REQUIRED WORK
All records must be quoted exactly. Omit the pictures.

┌──

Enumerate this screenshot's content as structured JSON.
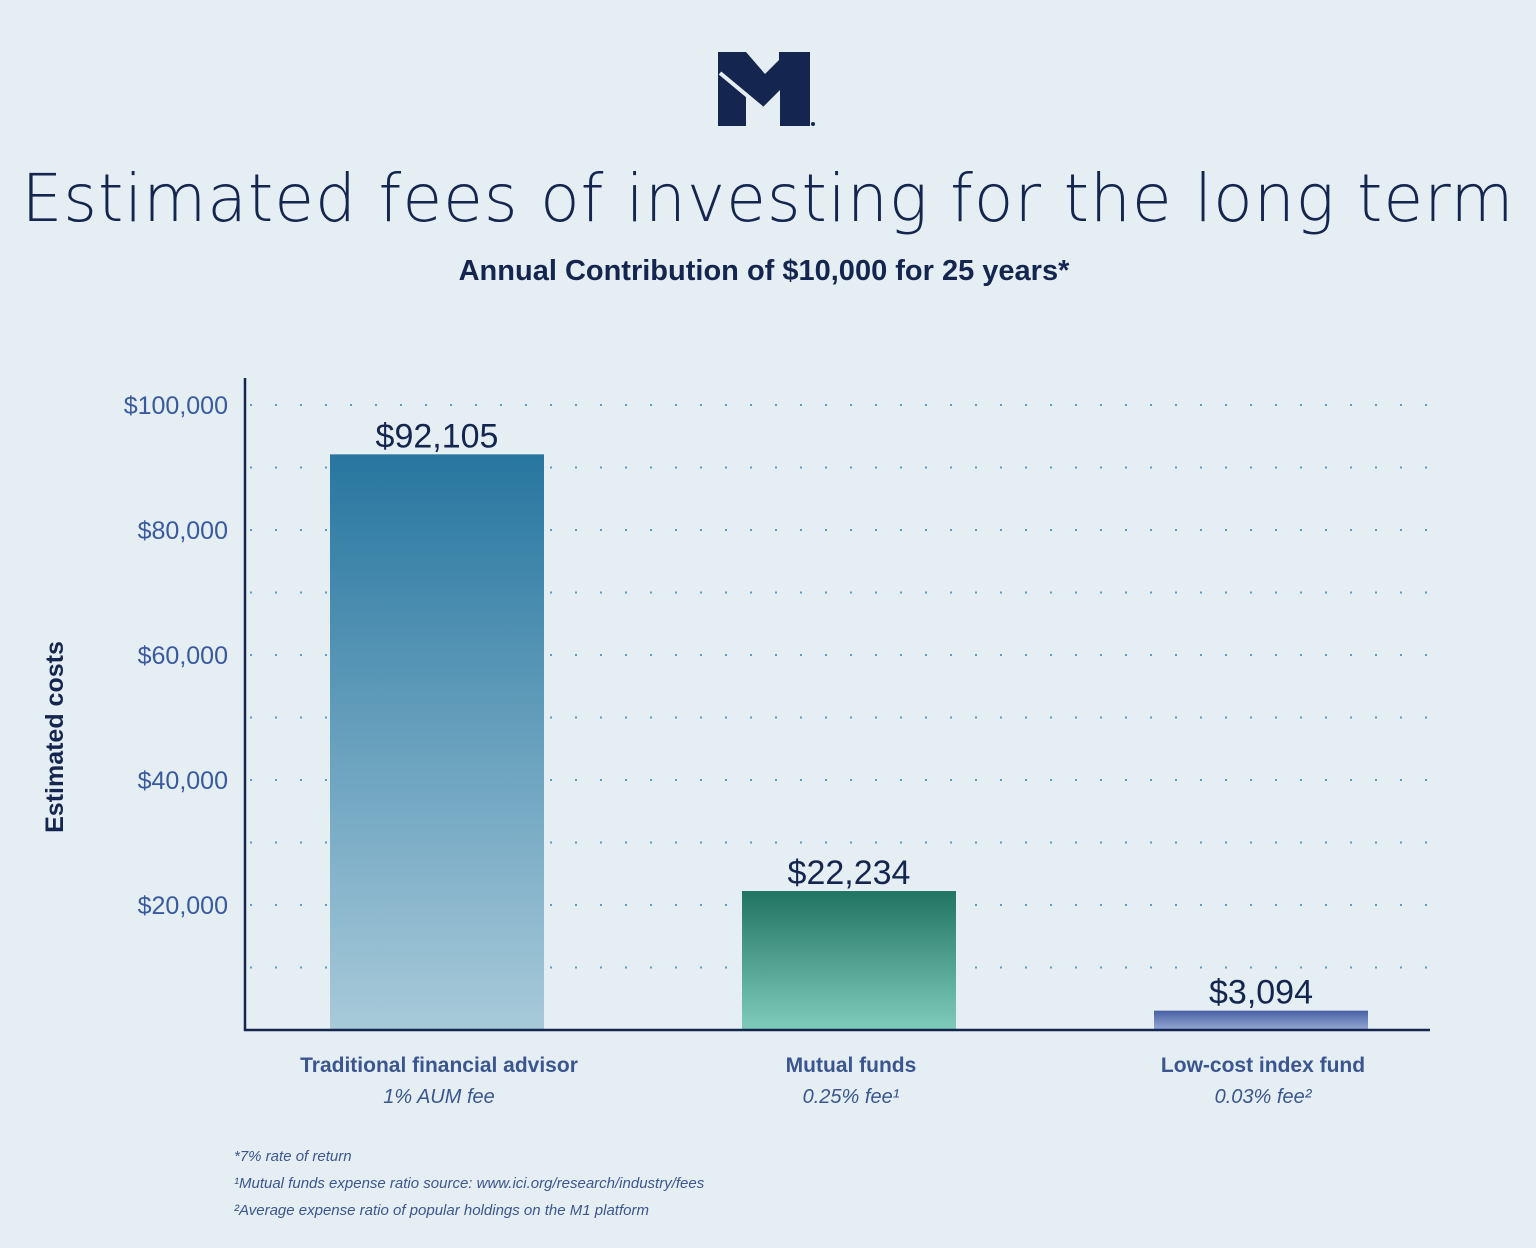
{
  "logo": {
    "text": "M1",
    "color": "#14254f"
  },
  "title": "Estimated fees of investing for the long term",
  "subtitle": "Annual Contribution of $10,000 for 25 years*",
  "chart_data": {
    "type": "bar",
    "title": "Estimated fees of investing for the long term",
    "subtitle": "Annual Contribution of $10,000 for 25 years*",
    "ylabel": "Estimated costs",
    "xlabel": "",
    "ylim": [
      0,
      100000
    ],
    "yticks": [
      20000,
      40000,
      60000,
      80000,
      100000
    ],
    "ytick_labels": [
      "$20,000",
      "$40,000",
      "$60,000",
      "$80,000",
      "$100,000"
    ],
    "grid": "dotted horizontal every 10,000",
    "categories": [
      "Traditional financial advisor",
      "Mutual funds",
      "Low-cost index fund"
    ],
    "sublabels": [
      "1% AUM fee",
      "0.25% fee¹",
      "0.03% fee²"
    ],
    "values": [
      92105,
      22234,
      3094
    ],
    "data_labels": [
      "$92,105",
      "$22,234",
      "$3,094"
    ],
    "colors": [
      [
        "#2776a0",
        "#a8cada"
      ],
      [
        "#217460",
        "#80ccbb"
      ],
      [
        "#4660a3",
        "#97a9d6"
      ]
    ]
  },
  "footnotes": [
    "*7% rate of return",
    "¹Mutual funds expense ratio source: www.ici.org/research/industry/fees",
    "²Average expense ratio of popular holdings on the M1 platform"
  ]
}
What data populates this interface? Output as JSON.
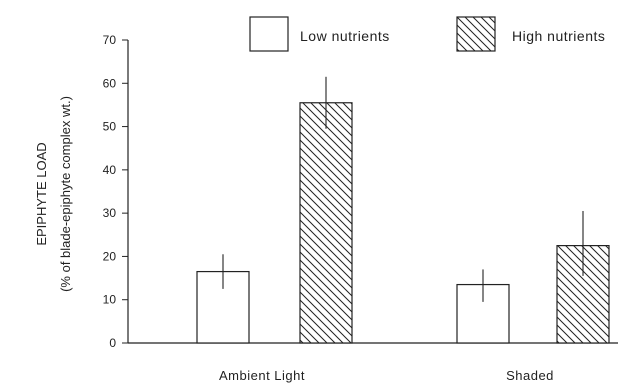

└──

ANSWER IN FULL
Enumerate this screenshot's content as structured JSON.
{
  "logo": {
    "text": "M1",
    "color": "#14254f"
  },
  "title": "Estimated fees of investing for the long term",
  "subtitle": "Annual Contribution of $10,000 for 25 years*",
  "chart_data": {
    "type": "bar",
    "title": "Estimated fees of investing for the long term",
    "subtitle": "Annual Contribution of $10,000 for 25 years*",
    "ylabel": "Estimated costs",
    "xlabel": "",
    "ylim": [
      0,
      100000
    ],
    "yticks": [
      20000,
      40000,
      60000,
      80000,
      100000
    ],
    "ytick_labels": [
      "$20,000",
      "$40,000",
      "$60,000",
      "$80,000",
      "$100,000"
    ],
    "grid": "dotted horizontal every 10,000",
    "categories": [
      "Traditional financial advisor",
      "Mutual funds",
      "Low-cost index fund"
    ],
    "sublabels": [
      "1% AUM fee",
      "0.25% fee¹",
      "0.03% fee²"
    ],
    "values": [
      92105,
      22234,
      3094
    ],
    "data_labels": [
      "$92,105",
      "$22,234",
      "$3,094"
    ],
    "colors": [
      [
        "#2776a0",
        "#a8cada"
      ],
      [
        "#217460",
        "#80ccbb"
      ],
      [
        "#4660a3",
        "#97a9d6"
      ]
    ]
  },
  "footnotes": [
    "*7% rate of return",
    "¹Mutual funds expense ratio source: www.ici.org/research/industry/fees",
    "²Average expense ratio of popular holdings on the M1 platform"
  ]
}
What data populates this interface? Output as JSON.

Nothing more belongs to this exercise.